RECORDS TO USE »
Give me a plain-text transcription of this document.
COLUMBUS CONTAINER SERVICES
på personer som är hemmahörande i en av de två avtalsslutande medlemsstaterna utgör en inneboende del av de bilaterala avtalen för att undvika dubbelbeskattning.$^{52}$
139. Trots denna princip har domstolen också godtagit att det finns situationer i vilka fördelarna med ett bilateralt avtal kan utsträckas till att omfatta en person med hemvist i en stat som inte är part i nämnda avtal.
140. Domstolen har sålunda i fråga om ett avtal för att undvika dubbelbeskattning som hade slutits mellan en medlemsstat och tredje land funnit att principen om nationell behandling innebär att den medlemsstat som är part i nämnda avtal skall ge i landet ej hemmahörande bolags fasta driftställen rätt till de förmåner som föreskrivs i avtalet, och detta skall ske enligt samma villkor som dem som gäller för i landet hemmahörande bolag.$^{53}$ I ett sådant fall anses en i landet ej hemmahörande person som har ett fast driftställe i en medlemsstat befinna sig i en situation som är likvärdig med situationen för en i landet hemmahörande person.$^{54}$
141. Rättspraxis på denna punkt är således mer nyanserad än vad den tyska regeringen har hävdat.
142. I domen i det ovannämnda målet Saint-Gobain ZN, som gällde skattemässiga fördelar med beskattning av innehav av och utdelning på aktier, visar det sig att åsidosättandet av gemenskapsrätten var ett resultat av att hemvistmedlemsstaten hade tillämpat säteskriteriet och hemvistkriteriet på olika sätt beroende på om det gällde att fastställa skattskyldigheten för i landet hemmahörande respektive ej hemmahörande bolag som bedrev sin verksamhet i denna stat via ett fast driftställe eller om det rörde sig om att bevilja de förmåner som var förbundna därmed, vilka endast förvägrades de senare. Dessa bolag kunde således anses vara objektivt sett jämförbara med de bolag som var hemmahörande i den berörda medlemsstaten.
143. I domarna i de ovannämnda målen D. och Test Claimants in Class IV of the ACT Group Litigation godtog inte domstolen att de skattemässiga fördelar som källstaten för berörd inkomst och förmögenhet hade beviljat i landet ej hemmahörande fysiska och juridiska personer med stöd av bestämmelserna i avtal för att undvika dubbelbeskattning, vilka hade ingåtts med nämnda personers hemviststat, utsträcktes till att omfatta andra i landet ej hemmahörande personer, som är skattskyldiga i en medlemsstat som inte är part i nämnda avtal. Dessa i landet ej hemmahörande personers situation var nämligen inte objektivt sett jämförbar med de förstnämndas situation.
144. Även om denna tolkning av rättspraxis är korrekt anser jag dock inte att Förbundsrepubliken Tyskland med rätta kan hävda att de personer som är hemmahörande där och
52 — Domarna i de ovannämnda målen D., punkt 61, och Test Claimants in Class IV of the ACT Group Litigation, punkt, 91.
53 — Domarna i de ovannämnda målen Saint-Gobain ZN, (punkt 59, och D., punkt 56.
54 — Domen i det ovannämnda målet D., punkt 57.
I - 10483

OBJECTIVE » Set every line of the listing down word for word.

WRITTEN SOLUTION »
Give me a plain-text transcription of this document.
COLUMBUS CONTAINER SERVICES
på personer som är hemmahörande i en av de två avtalsslutande medlemsstaterna utgör en inneboende del av de bilaterala avtalen för att undvika dubbelbeskattning.$^{52}$
139. Trots denna princip har domstolen också godtagit att det finns situationer i vilka fördelarna med ett bilateralt avtal kan utsträckas till att omfatta en person med hemvist i en stat som inte är part i nämnda avtal.
140. Domstolen har sålunda i fråga om ett avtal för att undvika dubbelbeskattning som hade slutits mellan en medlemsstat och tredje land funnit att principen om nationell behandling innebär att den medlemsstat som är part i nämnda avtal skall ge i landet ej hemmahörande bolags fasta driftställen rätt till de förmåner som föreskrivs i avtalet, och detta skall ske enligt samma villkor som dem som gäller för i landet hemmahörande bolag.$^{53}$ I ett sådant fall anses en i landet ej hemmahörande person som har ett fast driftställe i en medlemsstat befinna sig i en situation som är likvärdig med situationen för en i landet hemmahörande person.$^{54}$
141. Rättspraxis på denna punkt är således mer nyanserad än vad den tyska regeringen har hävdat.
142. I domen i det ovannämnda målet Saint-Gobain ZN, som gällde skattemässiga fördelar med beskattning av innehav av och utdelning på aktier, visar det sig att åsidosättandet av gemenskapsrätten var ett resultat av att hemvistmedlemsstaten hade tillämpat säteskriteriet och hemvistkriteriet på olika sätt beroende på om det gällde att fastställa skattskyldigheten för i landet hemmahörande respektive ej hemmahörande bolag som bedrev sin verksamhet i denna stat via ett fast driftställe eller om det rörde sig om att bevilja de förmåner som var förbundna därmed, vilka endast förvägrades de senare. Dessa bolag kunde således anses vara objektivt sett jämförbara med de bolag som var hemmahörande i den berörda medlemsstaten.
143. I domarna i de ovannämnda målen D. och Test Claimants in Class IV of the ACT Group Litigation godtog inte domstolen att de skattemässiga fördelar som källstaten för berörd inkomst och förmögenhet hade beviljat i landet ej hemmahörande fysiska och juridiska personer med stöd av bestämmelserna i avtal för att undvika dubbelbeskattning, vilka hade ingåtts med nämnda personers hemviststat, utsträcktes till att omfatta andra i landet ej hemmahörande personer, som är skattskyldiga i en medlemsstat som inte är part i nämnda avtal. Dessa i landet ej hemmahörande personers situation var nämligen inte objektivt sett jämförbar med de förstnämndas situation.
144. Även om denna tolkning av rättspraxis är korrekt anser jag dock inte att Förbundsrepubliken Tyskland med rätta kan hävda att de personer som är hemmahörande där och
52 — Domarna i de ovannämnda målen D., punkt 61, och Test Claimants in Class IV of the ACT Group Litigation, punkt, 91.
53 — Domarna i de ovannämnda målen Saint-Gobain ZN, (punkt 59, och D., punkt 56.
54 — Domen i det ovannämnda målet D., punkt 57.
I - 10483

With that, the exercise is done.